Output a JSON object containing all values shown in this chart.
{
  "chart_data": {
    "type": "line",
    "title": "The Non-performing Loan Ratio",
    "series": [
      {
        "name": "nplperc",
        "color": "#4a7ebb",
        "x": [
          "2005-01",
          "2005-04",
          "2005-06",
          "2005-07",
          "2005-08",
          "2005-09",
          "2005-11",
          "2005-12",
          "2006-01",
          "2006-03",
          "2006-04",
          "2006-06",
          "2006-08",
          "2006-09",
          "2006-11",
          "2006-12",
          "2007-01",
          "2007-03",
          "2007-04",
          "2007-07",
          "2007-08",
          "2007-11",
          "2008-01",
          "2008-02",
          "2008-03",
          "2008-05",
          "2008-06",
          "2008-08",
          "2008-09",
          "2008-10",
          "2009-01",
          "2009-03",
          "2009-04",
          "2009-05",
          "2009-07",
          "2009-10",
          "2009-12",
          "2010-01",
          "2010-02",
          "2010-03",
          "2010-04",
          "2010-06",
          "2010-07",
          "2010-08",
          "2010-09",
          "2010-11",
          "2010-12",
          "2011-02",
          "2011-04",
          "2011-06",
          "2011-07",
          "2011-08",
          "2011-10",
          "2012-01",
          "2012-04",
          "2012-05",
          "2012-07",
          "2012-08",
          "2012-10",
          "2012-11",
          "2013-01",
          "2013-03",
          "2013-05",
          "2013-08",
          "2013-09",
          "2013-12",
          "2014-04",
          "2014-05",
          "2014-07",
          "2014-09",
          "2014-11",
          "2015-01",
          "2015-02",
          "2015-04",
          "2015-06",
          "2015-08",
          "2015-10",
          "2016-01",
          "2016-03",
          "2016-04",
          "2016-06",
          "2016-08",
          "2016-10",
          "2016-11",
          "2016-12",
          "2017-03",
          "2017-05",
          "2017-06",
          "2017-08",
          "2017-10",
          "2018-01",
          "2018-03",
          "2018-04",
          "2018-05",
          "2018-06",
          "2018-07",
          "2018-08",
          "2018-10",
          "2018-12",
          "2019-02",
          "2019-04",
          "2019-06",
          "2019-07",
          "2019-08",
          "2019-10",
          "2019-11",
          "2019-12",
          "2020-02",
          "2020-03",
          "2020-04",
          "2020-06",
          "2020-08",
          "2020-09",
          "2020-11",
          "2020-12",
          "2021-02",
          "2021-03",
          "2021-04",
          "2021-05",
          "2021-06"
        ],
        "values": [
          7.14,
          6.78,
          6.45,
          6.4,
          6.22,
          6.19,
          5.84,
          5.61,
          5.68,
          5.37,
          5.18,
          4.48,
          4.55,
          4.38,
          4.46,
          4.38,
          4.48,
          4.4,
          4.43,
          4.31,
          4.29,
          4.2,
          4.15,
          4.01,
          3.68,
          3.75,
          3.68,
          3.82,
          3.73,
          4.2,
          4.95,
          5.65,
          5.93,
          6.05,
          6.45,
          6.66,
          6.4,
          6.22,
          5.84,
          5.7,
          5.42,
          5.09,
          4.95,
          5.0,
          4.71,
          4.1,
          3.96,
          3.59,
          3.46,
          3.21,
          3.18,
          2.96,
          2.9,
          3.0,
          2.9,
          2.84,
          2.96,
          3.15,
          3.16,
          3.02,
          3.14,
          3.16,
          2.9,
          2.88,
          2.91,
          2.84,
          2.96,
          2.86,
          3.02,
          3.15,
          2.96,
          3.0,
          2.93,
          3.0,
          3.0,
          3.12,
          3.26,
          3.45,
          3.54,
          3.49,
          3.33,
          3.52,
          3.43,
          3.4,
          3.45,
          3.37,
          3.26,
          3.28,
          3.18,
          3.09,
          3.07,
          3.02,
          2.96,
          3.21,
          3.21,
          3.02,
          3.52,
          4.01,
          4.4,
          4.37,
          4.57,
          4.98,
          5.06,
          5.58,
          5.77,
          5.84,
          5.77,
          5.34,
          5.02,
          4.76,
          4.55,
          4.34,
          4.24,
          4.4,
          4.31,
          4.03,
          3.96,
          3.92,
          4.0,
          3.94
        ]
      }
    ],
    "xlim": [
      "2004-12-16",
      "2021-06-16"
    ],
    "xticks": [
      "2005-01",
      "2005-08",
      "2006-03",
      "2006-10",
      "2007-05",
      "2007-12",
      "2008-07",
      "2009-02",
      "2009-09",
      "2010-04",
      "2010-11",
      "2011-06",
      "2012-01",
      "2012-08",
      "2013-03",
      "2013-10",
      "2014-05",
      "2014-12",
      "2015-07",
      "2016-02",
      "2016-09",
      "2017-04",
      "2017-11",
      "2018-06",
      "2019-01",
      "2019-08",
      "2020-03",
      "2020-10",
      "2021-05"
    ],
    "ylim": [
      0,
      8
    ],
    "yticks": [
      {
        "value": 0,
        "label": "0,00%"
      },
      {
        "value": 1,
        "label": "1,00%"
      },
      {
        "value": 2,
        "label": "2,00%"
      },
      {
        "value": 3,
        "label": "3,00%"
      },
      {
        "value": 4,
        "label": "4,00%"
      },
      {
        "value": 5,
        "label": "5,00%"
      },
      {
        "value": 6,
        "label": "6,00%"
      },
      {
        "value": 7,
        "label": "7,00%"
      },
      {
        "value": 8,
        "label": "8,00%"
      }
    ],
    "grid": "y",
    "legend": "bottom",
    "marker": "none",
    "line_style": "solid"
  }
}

------------------------------------------------

**PROBLEM DESCRIPTION:** Your task is to repeat every line exactly.

**COMPLETED TASK:**
Output a JSON object containing all values shown in this chart.
{
  "chart_data": {
    "type": "line",
    "title": "The Non-performing Loan Ratio",
    "series": [
      {
        "name": "nplperc",
        "color": "#4a7ebb",
        "x": [
          "2005-01",
          "2005-04",
          "2005-06",
          "2005-07",
          "2005-08",
          "2005-09",
          "2005-11",
          "2005-12",
          "2006-01",
          "2006-03",
          "2006-04",
          "2006-06",
          "2006-08",
          "2006-09",
          "2006-11",
          "2006-12",
          "2007-01",
          "2007-03",
          "2007-04",
          "2007-07",
          "2007-08",
          "2007-11",
          "2008-01",
          "2008-02",
          "2008-03",
          "2008-05",
          "2008-06",
          "2008-08",
          "2008-09",
          "2008-10",
          "2009-01",
          "2009-03",
          "2009-04",
          "2009-05",
          "2009-07",
          "2009-10",
          "2009-12",
          "2010-01",
          "2010-02",
          "2010-03",
          "2010-04",
          "2010-06",
          "2010-07",
          "2010-08",
          "2010-09",
          "2010-11",
          "2010-12",
          "2011-02",
          "2011-04",
          "2011-06",
          "2011-07",
          "2011-08",
          "2011-10",
          "2012-01",
          "2012-04",
          "2012-05",
          "2012-07",
          "2012-08",
          "2012-10",
          "2012-11",
          "2013-01",
          "2013-03",
          "2013-05",
          "2013-08",
          "2013-09",
          "2013-12",
          "2014-04",
          "2014-05",
          "2014-07",
          "2014-09",
          "2014-11",
          "2015-01",
          "2015-02",
          "2015-04",
          "2015-06",
          "2015-08",
          "2015-10",
          "2016-01",
          "2016-03",
          "2016-04",
          "2016-06",
          "2016-08",
          "2016-10",
          "2016-11",
          "2016-12",
          "2017-03",
          "2017-05",
          "2017-06",
          "2017-08",
          "2017-10",
          "2018-01",
          "2018-03",
          "2018-04",
          "2018-05",
          "2018-06",
          "2018-07",
          "2018-08",
          "2018-10",
          "2018-12",
          "2019-02",
          "2019-04",
          "2019-06",
          "2019-07",
          "2019-08",
          "2019-10",
          "2019-11",
          "2019-12",
          "2020-02",
          "2020-03",
          "2020-04",
          "2020-06",
          "2020-08",
          "2020-09",
          "2020-11",
          "2020-12",
          "2021-02",
          "2021-03",
          "2021-04",
          "2021-05",
          "2021-06"
        ],
        "values": [
          7.14,
          6.78,
          6.45,
          6.4,
          6.22,
          6.19,
          5.84,
          5.61,
          5.68,
          5.37,
          5.18,
          4.48,
          4.55,
          4.38,
          4.46,
          4.38,
          4.48,
          4.4,
          4.43,
          4.31,
          4.29,
          4.2,
          4.15,
          4.01,
          3.68,
          3.75,
          3.68,
          3.82,
          3.73,
          4.2,
          4.95,
          5.65,
          5.93,
          6.05,
          6.45,
          6.66,
          6.4,
          6.22,
          5.84,
          5.7,
          5.42,
          5.09,
          4.95,
          5.0,
          4.71,
          4.1,
          3.96,
          3.59,
          3.46,
          3.21,
          3.18,
          2.96,
          2.9,
          3.0,
          2.9,
          2.84,
          2.96,
          3.15,
          3.16,
          3.02,
          3.14,
          3.16,
          2.9,
          2.88,
          2.91,
          2.84,
          2.96,
          2.86,
          3.02,
          3.15,
          2.96,
          3.0,
          2.93,
          3.0,
          3.0,
          3.12,
          3.26,
          3.45,
          3.54,
          3.49,
          3.33,
          3.52,
          3.43,
          3.4,
          3.45,
          3.37,
          3.26,
          3.28,
          3.18,
          3.09,
          3.07,
          3.02,
          2.96,
          3.21,
          3.21,
          3.02,
          3.52,
          4.01,
          4.4,
          4.37,
          4.57,
          4.98,
          5.06,
          5.58,
          5.77,
          5.84,
          5.77,
          5.34,
          5.02,
          4.76,
          4.55,
          4.34,
          4.24,
          4.4,
          4.31,
          4.03,
          3.96,
          3.92,
          4.0,
          3.94
        ]
      }
    ],
    "xlim": [
      "2004-12-16",
      "2021-06-16"
    ],
    "xticks": [
      "2005-01",
      "2005-08",
      "2006-03",
      "2006-10",
      "2007-05",
      "2007-12",
      "2008-07",
      "2009-02",
      "2009-09",
      "2010-04",
      "2010-11",
      "2011-06",
      "2012-01",
      "2012-08",
      "2013-03",
      "2013-10",
      "2014-05",
      "2014-12",
      "2015-07",
      "2016-02",
      "2016-09",
      "2017-04",
      "2017-11",
      "2018-06",
      "2019-01",
      "2019-08",
      "2020-03",
      "2020-10",
      "2021-05"
    ],
    "ylim": [
      0,
      8
    ],
    "yticks": [
      {
        "value": 0,
        "label": "0,00%"
      },
      {
        "value": 1,
        "label": "1,00%"
      },
      {
        "value": 2,
        "label": "2,00%"
      },
      {
        "value": 3,
        "label": "3,00%"
      },
      {
        "value": 4,
        "label": "4,00%"
      },
      {
        "value": 5,
        "label": "5,00%"
      },
      {
        "value": 6,
        "label": "6,00%"
      },
      {
        "value": 7,
        "label": "7,00%"
      },
      {
        "value": 8,
        "label": "8,00%"
      }
    ],
    "grid": "y",
    "legend": "bottom",
    "marker": "none",
    "line_style": "solid"
  }
}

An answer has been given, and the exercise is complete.